» WRITTEN PROBLEM:
Tally the lines that contain the string "involving" and give the number by itself.

» DATA PROVIDED:
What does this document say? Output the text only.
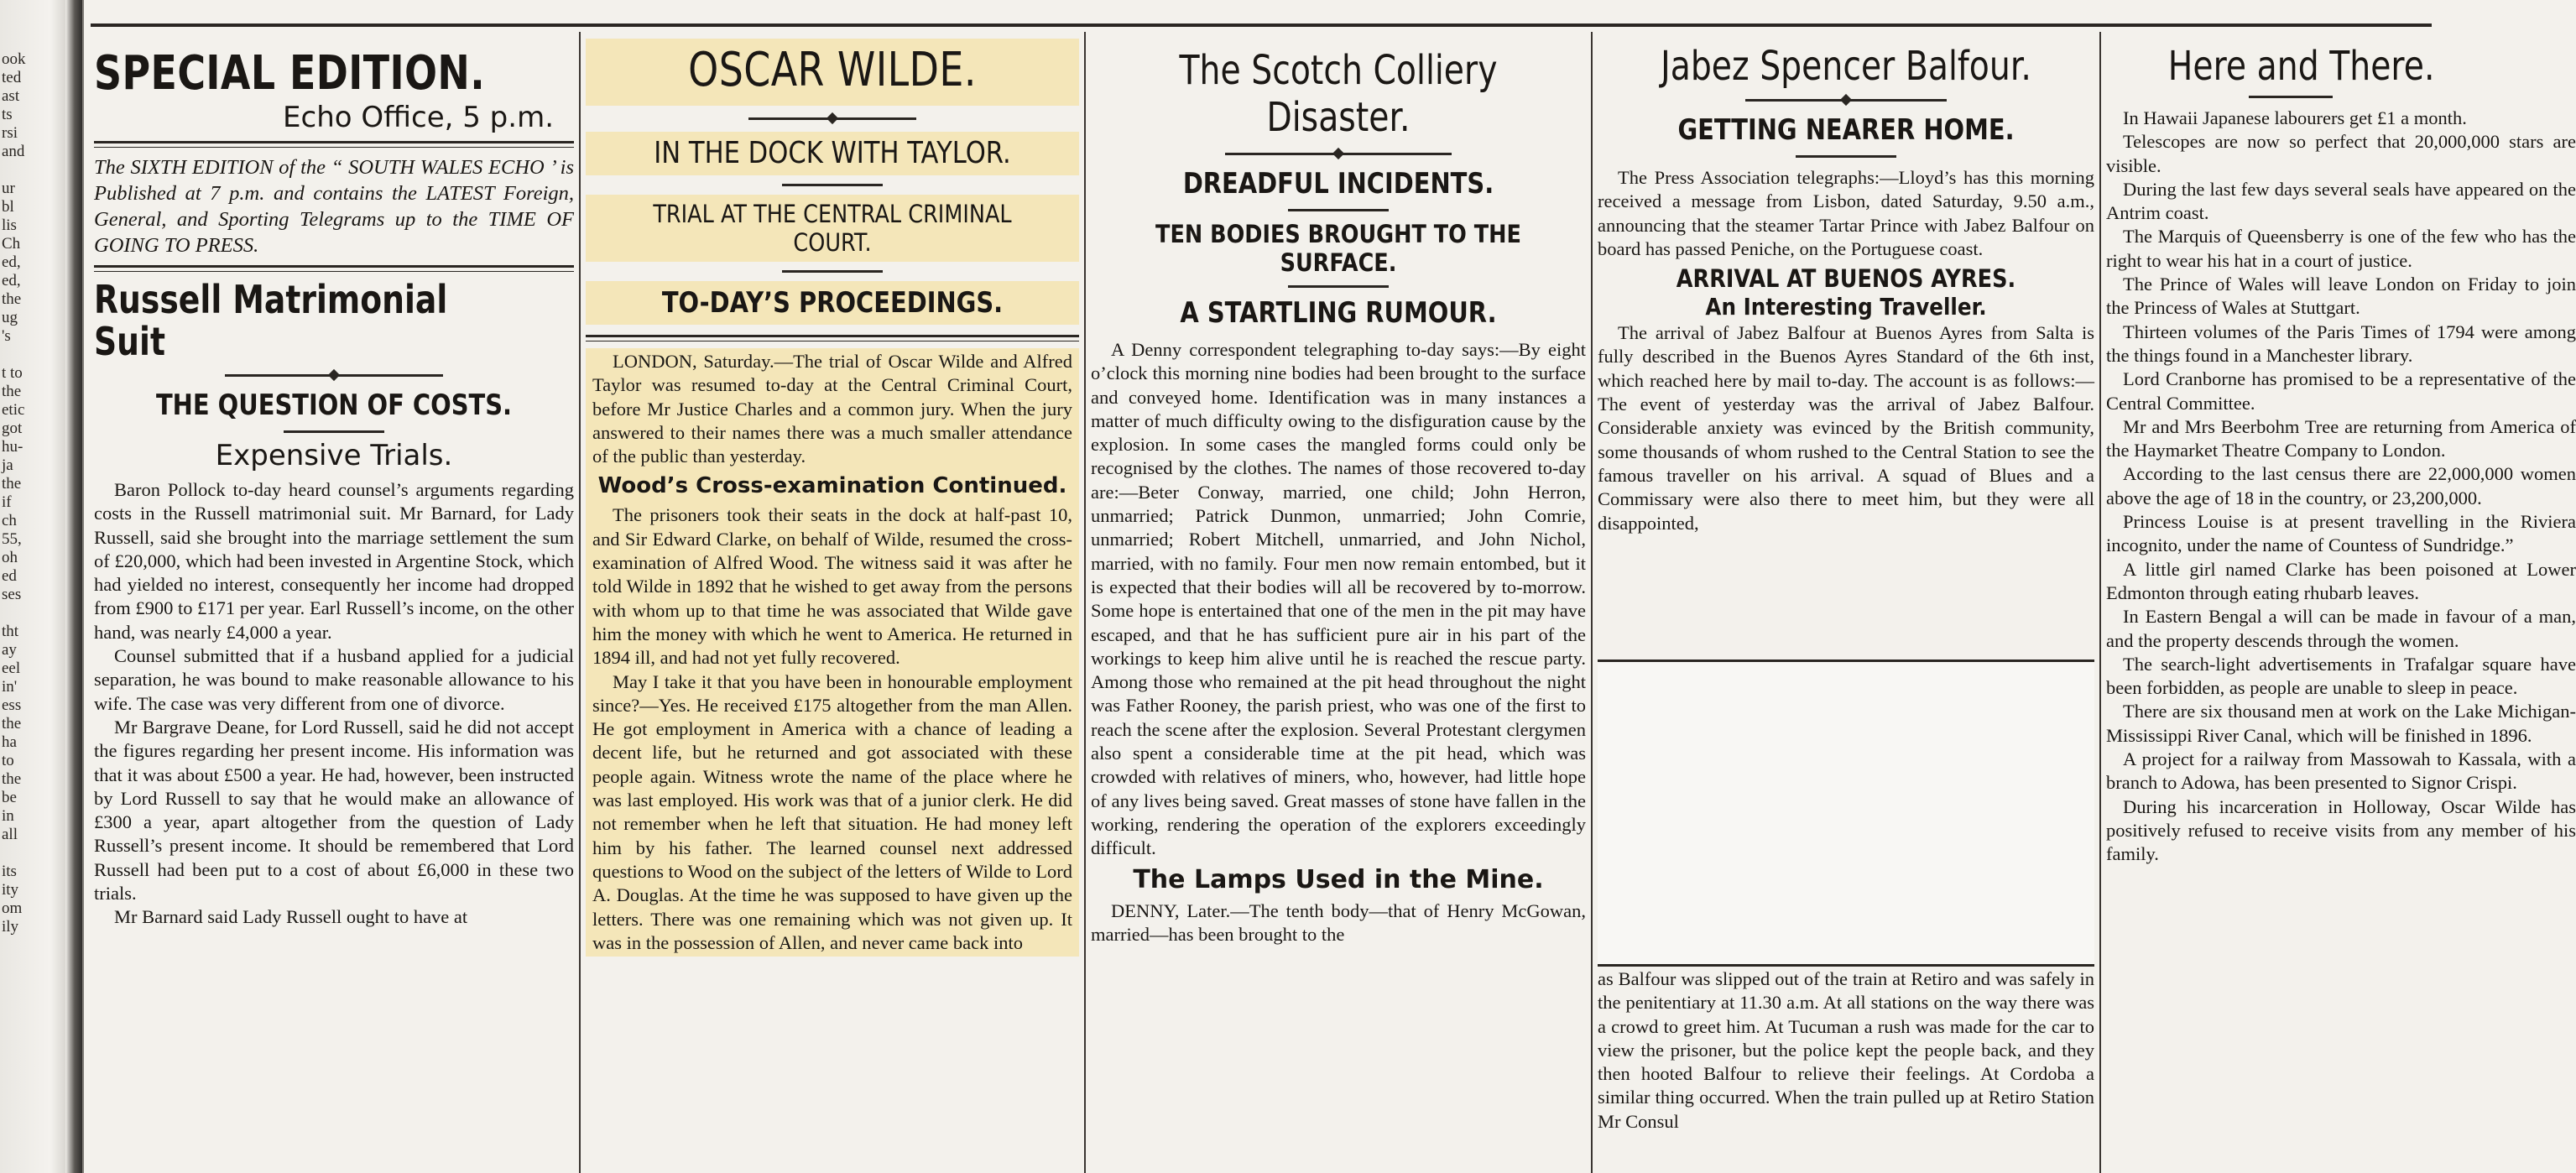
ook
ted
ast
ts
rsi
and

ur
bl
lis
Ch
ed,
ed,
the
ug
's

t to
the
etic
got
hu-
ja
the
if
ch
55,
oh
ed
ses

tht
ay
eel
in'
ess
the
ha
to
the
be
in
all

its
ity
om
ily
SPECIAL EDITION.
Echo Office, 5 p.m.

The SIXTH EDITION of the “ SOUTH WALES ECHO ’ is Published at 7 p.m. and contains the LATEST Foreign, General, and Sporting Telegrams up to the TIME OF GOING TO PRESS.

Russell Matrimonial Suit
THE QUESTION OF COSTS.
Expensive Trials.

Baron Pollock to-day heard counsel’s arguments regarding costs in the Russell matrimonial suit. Mr Barnard, for Lady Russell, said she brought into the marriage settlement the sum of £20,000, which had been invested in Argentine Stock, which had yielded no interest, consequently her income had dropped from £900 to £171 per year. Earl Russell’s income, on the other hand, was nearly £4,000 a year.

Counsel submitted that if a husband applied for a judicial separation, he was bound to make reasonable allowance to his wife. The case was very different from one of divorce.

Mr Bargrave Deane, for Lord Russell, said he did not accept the figures regarding her present income. His information was that it was about £500 a year. He had, however, been instructed by Lord Russell to say that he would make an allowance of £300 a year, apart altogether from the question of Lady Russell’s present income. It should be remembered that Lord Russell had been put to a cost of about £6,000 in these two trials.

Mr Barnard said Lady Russell ought to have at

OSCAR WILDE.
IN THE DOCK WITH TAYLOR.
TRIAL AT THE CENTRAL CRIMINAL COURT.
TO-DAY’S PROCEEDINGS.

LONDON, Saturday.—The trial of Oscar Wilde and Alfred Taylor was resumed to-day at the Central Criminal Court, before Mr Justice Charles and a common jury. When the jury answered to their names there was a much smaller attendance of the public than yesterday.

Wood’s Cross-examination Continued.

The prisoners took their seats in the dock at half-past 10, and Sir Edward Clarke, on behalf of Wilde, resumed the cross-examination of Alfred Wood. The witness said it was after he told Wilde in 1892 that he wished to get away from the persons with whom up to that time he was associated that Wilde gave him the money with which he went to America. He returned in 1894 ill, and had not yet fully recovered.

May I take it that you have been in honourable employment since?—Yes. He received £175 altogether from the man Allen. He got employment in America with a chance of leading a decent life, but he returned and got associated with these people again. Witness wrote the name of the place where he was last employed. His work was that of a junior clerk. He did not remember when he left that situation. He had money left him by his father. The learned counsel next addressed questions to Wood on the subject of the letters of Wilde to Lord A. Douglas. At the time he was supposed to have given up the letters. There was one remaining which was not given up. It was in the possession of Allen, and never came back into

The Scotch Colliery Disaster.
DREADFUL INCIDENTS.
TEN BODIES BROUGHT TO THE SURFACE.
A STARTLING RUMOUR.

A Denny correspondent telegraphing to-day says:—By eight o’clock this morning nine bodies had been brought to the surface and conveyed home. Identification was in many instances a matter of much difficulty owing to the disfiguration cause by the explosion. In some cases the mangled forms could only be recognised by the clothes. The names of those recovered to-day are:—Beter Conway, married, one child; John Herron, unmarried; Patrick Dunmon, unmarried; John Comrie, unmarried; Robert Mitchell, unmarried, and John Nichol, married, with no family. Four men now remain entombed, but it is expected that their bodies will all be recovered by to-morrow. Some hope is entertained that one of the men in the pit may have escaped, and that he has sufficient pure air in his part of the workings to keep him alive until he is reached the rescue party. Among those who remained at the pit head throughout the night was Father Rooney, the parish priest, who was one of the first to reach the scene after the explosion. Several Protestant clergymen also spent a considerable time at the pit head, which was crowded with relatives of miners, who, however, had little hope of any lives being saved. Great masses of stone have fallen in the working, rendering the operation of the explorers exceedingly difficult.

The Lamps Used in the Mine.

DENNY, Later.—The tenth body—that of Henry McGowan, married—has been brought to the

Jabez Spencer Balfour.
GETTING NEARER HOME.

The Press Association telegraphs:—Lloyd’s has this morning received a message from Lisbon, dated Saturday, 9.50 a.m., announcing that the steamer Tartar Prince with Jabez Balfour on board has passed Peniche, on the Portuguese coast.

ARRIVAL AT BUENOS AYRES.
An Interesting Traveller.

The arrival of Jabez Balfour at Buenos Ayres from Salta is fully described in the Buenos Ayres Standard of the 6th inst, which reached here by mail to-day. The account is as follows:—The event of yesterday was the arrival of Jabez Balfour. Considerable anxiety was evinced by the British community, some thousands of whom rushed to the Central Station to see the famous traveller on his arrival. A squad of Blues and a Commissary were also there to meet him, but they were all disappointed,

as Balfour was slipped out of the train at Retiro and was safely in the penitentiary at 11.30 a.m. At all stations on the way there was a crowd to greet him. At Tucuman a rush was made for the car to view the prisoner, but the police kept the people back, and they then hooted Balfour to relieve their feelings. At Cordoba a similar thing occurred. When the train pulled up at Retiro Station Mr Consul

Here and There.

In Hawaii Japanese labourers get £1 a month.

Telescopes are now so perfect that 20,000,000 stars are visible.

During the last few days several seals have appeared on the Antrim coast.

The Marquis of Queensberry is one of the few who has the right to wear his hat in a court of justice.

The Prince of Wales will leave London on Friday to join the Princess of Wales at Stuttgart.

Thirteen volumes of the Paris Times of 1794 were among the things found in a Manchester library.

Lord Cranborne has promised to be a representative of the Central Committee.

Mr and Mrs Beerbohm Tree are returning from America of the Haymarket Theatre Company to London.

According to the last census there are 22,000,000 women above the age of 18 in the country, or 23,200,000.

Princess Louise is at present travelling in the Riviera incognito, under the name of Countess of Sundridge.”

A little girl named Clarke has been poisoned at Lower Edmonton through eating rhubarb leaves.

In Eastern Bengal a will can be made in favour of a man, and the property descends through the women.

The search-light advertisements in Trafalgar square have been forbidden, as people are unable to sleep in peace.

There are six thousand men at work on the Lake Michigan-Mississippi River Canal, which will be finished in 1896.

A project for a railway from Massowah to Kassala, with a branch to Adowa, has been presented to Signor Crispi.

During his incarceration in Holloway, Oscar Wilde has positively refused to receive visits from any member of his family.
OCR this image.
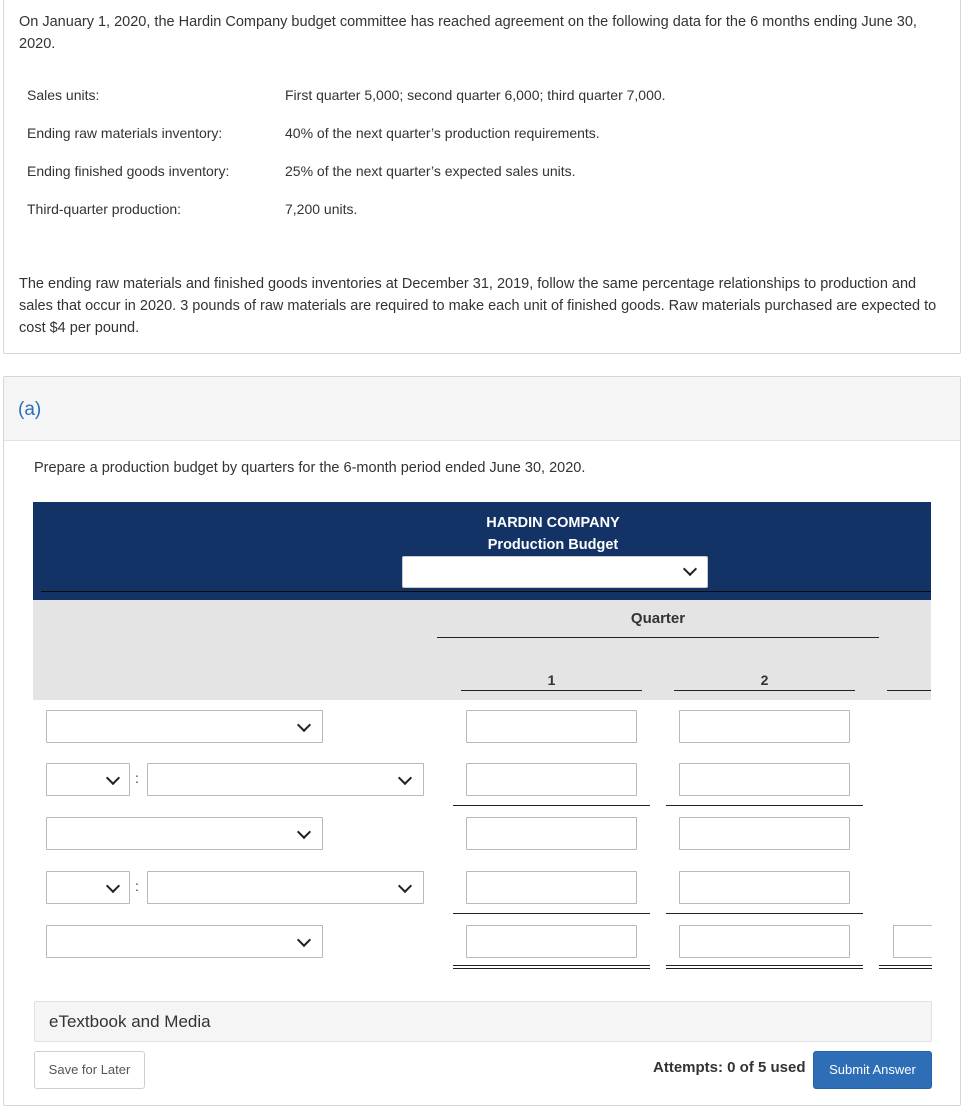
On January 1, 2020, the Hardin Company budget committee has reached agreement on the following data for the 6 months ending June 30, 2020.
Sales units:	First quarter 5,000; second quarter 6,000; third quarter 7,000.
Ending raw materials inventory:	40% of the next quarter’s production requirements.
Ending finished goods inventory:	25% of the next quarter’s expected sales units.
Third-quarter production:	7,200 units.
The ending raw materials and finished goods inventories at December 31, 2019, follow the same percentage relationships to production and sales that occur in 2020. 3 pounds of raw materials are required to make each unit of finished goods. Raw materials purchased are expected to cost $4 per pound.
(a)
Prepare a production budget by quarters for the 6-month period ended June 30, 2020.
HARDIN COMPANY
Production Budget
Quarter
1	2
:
:
eTextbook and Media
Save for Later	Attempts: 0 of 5 used	Submit Answer
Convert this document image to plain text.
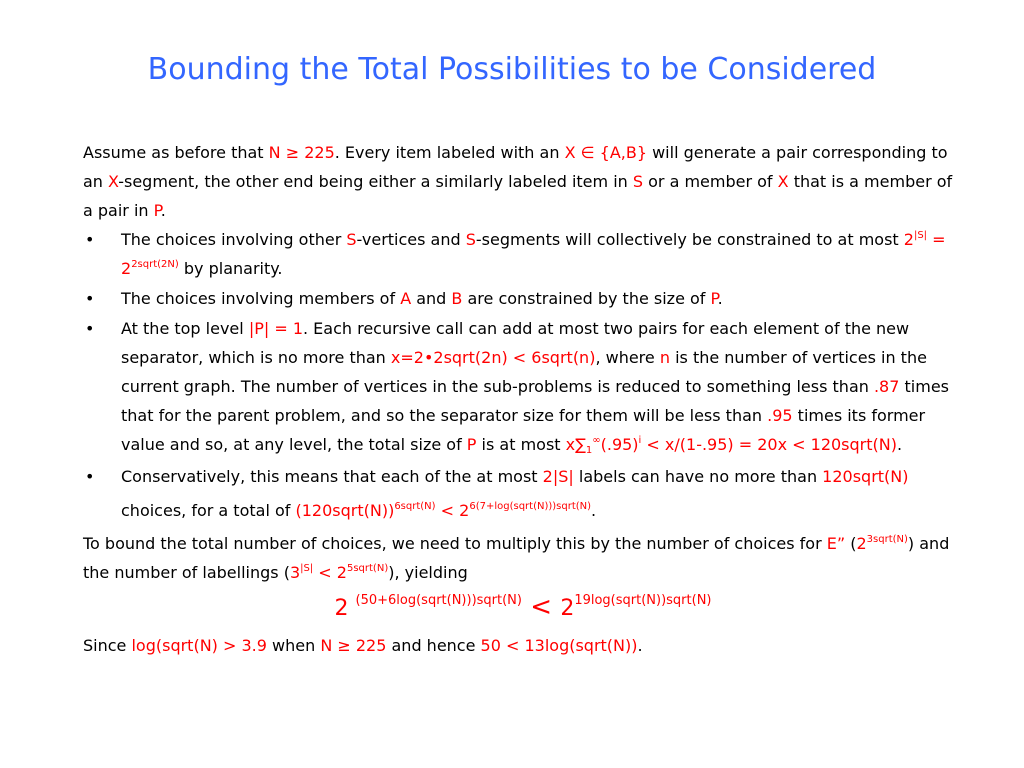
Bounding the Total Possibilities to be Considered

Assume as before that N ≥ 225. Every item labeled with an X ∈ {A,B} will generate a pair corresponding to an X-segment, the other end being either a similarly labeled item in S or a member of X that is a member of a pair in P.

• The choices involving other S-vertices and S-segments will collectively be constrained to at most $2^{|S|} = 2^{2sqrt(2N)}$ by planarity.
• The choices involving members of A and B are constrained by the size of P.
• At the top level |P| = 1. Each recursive call can add at most two pairs for each element of the new separator, which is no more than x=2•2sqrt(2n) < 6sqrt(n), where n is the number of vertices in the current graph. The number of vertices in the sub-problems is reduced to something less than .87 times that for the parent problem, and so the separator size for them will be less than .95 times its former value and so, at any level, the total size of P is at most $x\sum_1^\infty(.95)^i < x/(1-.95) = 20x$ < 120sqrt(N).
• Conservatively, this means that each of the at most 2|S| labels can have no more than 120sqrt(N) choices, for a total of (120sqrt(N))$^{6sqrt(N)}$ < $2^{6(7+log(sqrt(N)))sqrt(N)}$.

To bound the total number of choices, we need to multiply this by the number of choices for E” $(2^{3sqrt(N)})$ and the number of labellings $(3^{|S|} < 2^{5sqrt(N)})$, yielding

2 $^{(50+6log(sqrt(N)))sqrt(N)} < 2^{19log(sqrt(N))sqrt(N)}$

Since log(sqrt(N) > 3.9 when N ≥ 225 and hence 50 < 13log(sqrt(N)).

» CORRECT ANSWER:
2